Below is a listing to transcribe in full and exactly; keep the pictures out.
====== Items ======
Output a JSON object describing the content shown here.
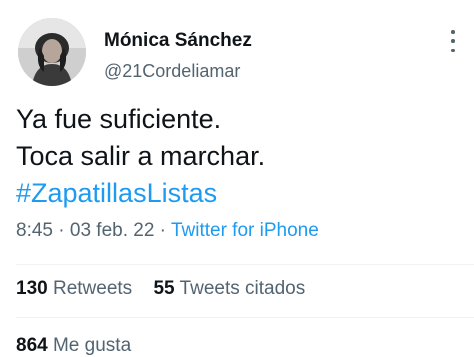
{
  "author": {
    "name": "Mónica Sánchez",
    "handle": "@21Cordeliamar"
  },
  "tweet": {
    "lines": [
      "Ya fue suficiente.",
      "Toca salir a marchar."
    ],
    "hashtag": "#ZapatillasListas"
  },
  "meta": {
    "time": "8:45",
    "separator1": " · ",
    "date": "03 feb. 22",
    "separator2": " · ",
    "source": "Twitter for iPhone"
  },
  "stats": {
    "retweets": {
      "count": "130",
      "label": "Retweets"
    },
    "quotes": {
      "count": "55",
      "label": "Tweets citados"
    },
    "likes": {
      "count": "864",
      "label": "Me gusta"
    }
  },
  "colors": {
    "text": "#0f1419",
    "secondary": "#536471",
    "accent": "#1d9bf0",
    "divider": "#eff3f4"
  },
  "icons": {
    "more": "more-vertical-icon"
  }
}
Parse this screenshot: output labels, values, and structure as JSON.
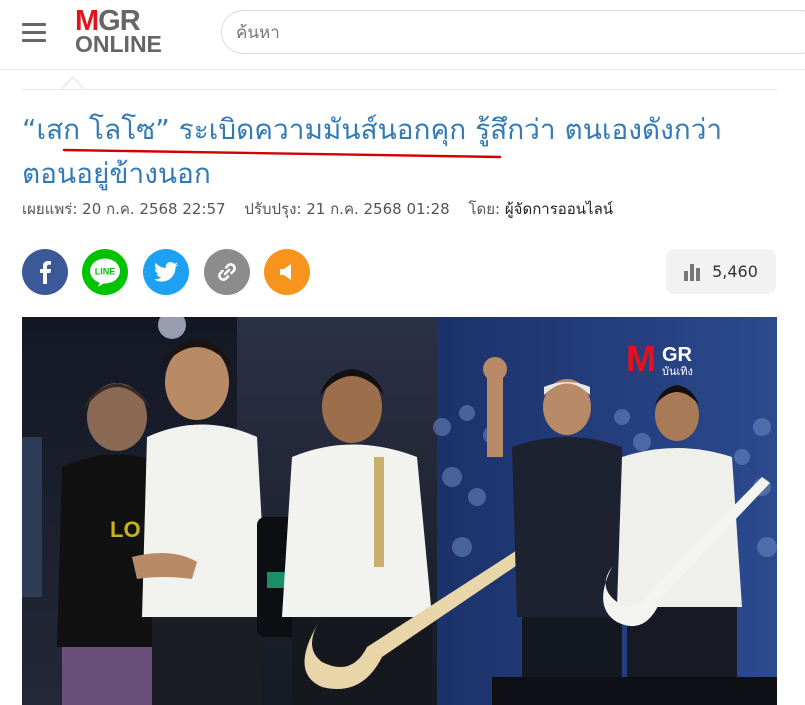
{
  "header": {
    "logo_m": "M",
    "logo_gr": "GR",
    "logo_online": "ONLINE",
    "search_placeholder": "ค้นหา"
  },
  "article": {
    "title": "“เสก โลโซ” ระเบิดความมันส์นอกคุก รู้สึกว่า ตนเองดังกว่าตอนอยู่ข้างนอก",
    "published_label": "เผยแพร่:",
    "published": "20 ก.ค. 2568 22:57",
    "updated_label": "ปรับปรุง:",
    "updated": "21 ก.ค. 2568 01:28",
    "by_label": "โดย:",
    "author": "ผู้จัดการออนไลน์"
  },
  "share": {
    "icons": [
      "facebook-icon",
      "line-icon",
      "twitter-icon",
      "link-icon",
      "megaphone-icon"
    ],
    "line_text": "LINE",
    "colors": {
      "facebook": "#3b5998",
      "line": "#00c300",
      "twitter": "#1da1f2",
      "link": "#8c8c8c",
      "megaphone": "#f7941d"
    },
    "views": "5,460"
  },
  "photo": {
    "watermark_m": "M",
    "watermark_gr": "GR",
    "watermark_sub": "บันเทิง"
  },
  "colors": {
    "headline": "#337ab7",
    "brand_red": "#e3121b"
  }
}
======
Exercise output:
Output a JSON object describing the content shown here.
{
  "author": {
    "name": "Mónica Sánchez",
    "handle": "@21Cordeliamar"
  },
  "tweet": {
    "lines": [
      "Ya fue suficiente.",
      "Toca salir a marchar."
    ],
    "hashtag": "#ZapatillasListas"
  },
  "meta": {
    "time": "8:45",
    "separator1": " · ",
    "date": "03 feb. 22",
    "separator2": " · ",
    "source": "Twitter for iPhone"
  },
  "stats": {
    "retweets": {
      "count": "130",
      "label": "Retweets"
    },
    "quotes": {
      "count": "55",
      "label": "Tweets citados"
    },
    "likes": {
      "count": "864",
      "label": "Me gusta"
    }
  },
  "colors": {
    "text": "#0f1419",
    "secondary": "#536471",
    "accent": "#1d9bf0",
    "divider": "#eff3f4"
  },
  "icons": {
    "more": "more-vertical-icon"
  }
}
Parse this screenshot: output labels, values, and structure as JSON.
{
  "header": {
    "logo_m": "M",
    "logo_gr": "GR",
    "logo_online": "ONLINE",
    "search_placeholder": "ค้นหา"
  },
  "article": {
    "title": "“เสก โลโซ” ระเบิดความมันส์นอกคุก รู้สึกว่า ตนเองดังกว่าตอนอยู่ข้างนอก",
    "published_label": "เผยแพร่:",
    "published": "20 ก.ค. 2568 22:57",
    "updated_label": "ปรับปรุง:",
    "updated": "21 ก.ค. 2568 01:28",
    "by_label": "โดย:",
    "author": "ผู้จัดการออนไลน์"
  },
  "share": {
    "icons": [
      "facebook-icon",
      "line-icon",
      "twitter-icon",
      "link-icon",
      "megaphone-icon"
    ],
    "line_text": "LINE",
    "colors": {
      "facebook": "#3b5998",
      "line": "#00c300",
      "twitter": "#1da1f2",
      "link": "#8c8c8c",
      "megaphone": "#f7941d"
    },
    "views": "5,460"
  },
  "photo": {
    "watermark_m": "M",
    "watermark_gr": "GR",
    "watermark_sub": "บันเทิง"
  },
  "colors": {
    "headline": "#337ab7",
    "brand_red": "#e3121b"
  }
}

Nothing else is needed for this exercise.